Vos tâches:
a) Renvoyez tel quel le passage du texte qui va de « Il n’est qu’un » jusqu’à « de l’autorité publique. ».
b) D’après le texte, quel est le seul moyen de satisfaire les vœux des gens de bien ?
c) Résumez le texte en deux phrases.

Texte:
────────────────────

Entendez, Sire, ce cri prolongé d’indignation et d’effroi qui part de tous les points de votre royaume. Les hommes paisibles, les gens de bien, les amis de l’ordre, élèvent vers Votre Majesté des mains suppliantes. Tous lui demandent de les préserver du retour des calamités dont leurs pères ou eux-mêmes eurent tant à gémir. Ces alarmes sont trop réelles pour n’être pas écoutées, ces vœux sont trop légitimes pour n’être pas accueillis.

Il n’est qu’un seul moyen d’y satisfaire, c’est de rentrer dans la Charte. Si les termes de l’article 8 sont ambigus, son esprit est manifeste. Il est certain que la Charte n’a pas concédé la liberté des journaux et des écrits périodiques. Le droit de publier ses opinions personnelles n’implique sûrement pas le droit de publier, par voie d’entreprise, les opinions d’autrui. L’un est l’usage d’une faculté que la loi a pu laisser libre ou soumettre à des restrictions, l’autre est une spéculation d’industrie qui, comme les autres, et plus que les autres, suppose la surveillance de l’autorité publique.

────────────────────

Données fournies:
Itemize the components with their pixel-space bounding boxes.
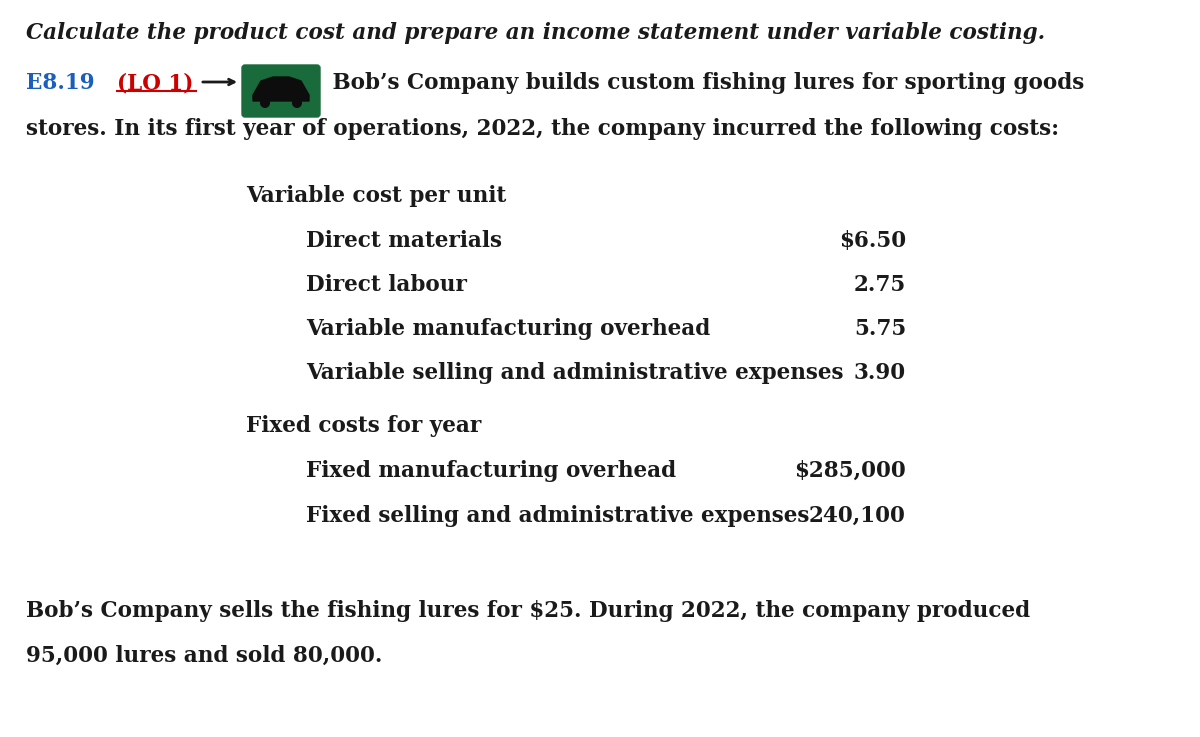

────────────────────

Réponses données:
a)
Il n’est qu’un seul moyen d’y satisfaire, c’est de rentrer dans la Charte. Si les termes de l’article 8 sont ambigus, son esprit est manifeste. Il est certain que la Charte n’a pas concédé la liberté des journaux et des écrits périodiques. Le droit de publier ses opinions personnelles n’implique sûrement pas le droit de publier, par voie d’entreprise, les opinions d’autrui. L’un est l’usage d’une faculté que la loi a pu laisser libre ou soumettre à des restrictions, l’autre est une spéculation d’industrie qui, comme les autres, et plus que les autres, suppose la surveillance de l’autorité publique.

b) Rentrer dans la Charte.

c) Le texte appelle le roi à entendre le cri d’indignation et d’effroi venu de tout le royaume, où les gens de bien lui demandent de les préserver du retour des calamités passées. Selon lui, le seul moyen d’y répondre est de rentrer dans la Charte, qui n’a pas concédé la liberté des journaux, car publier les opinions d’autrui par voie d’entreprise est une spéculation d’industrie qui suppose la surveillance de l’autorité publique.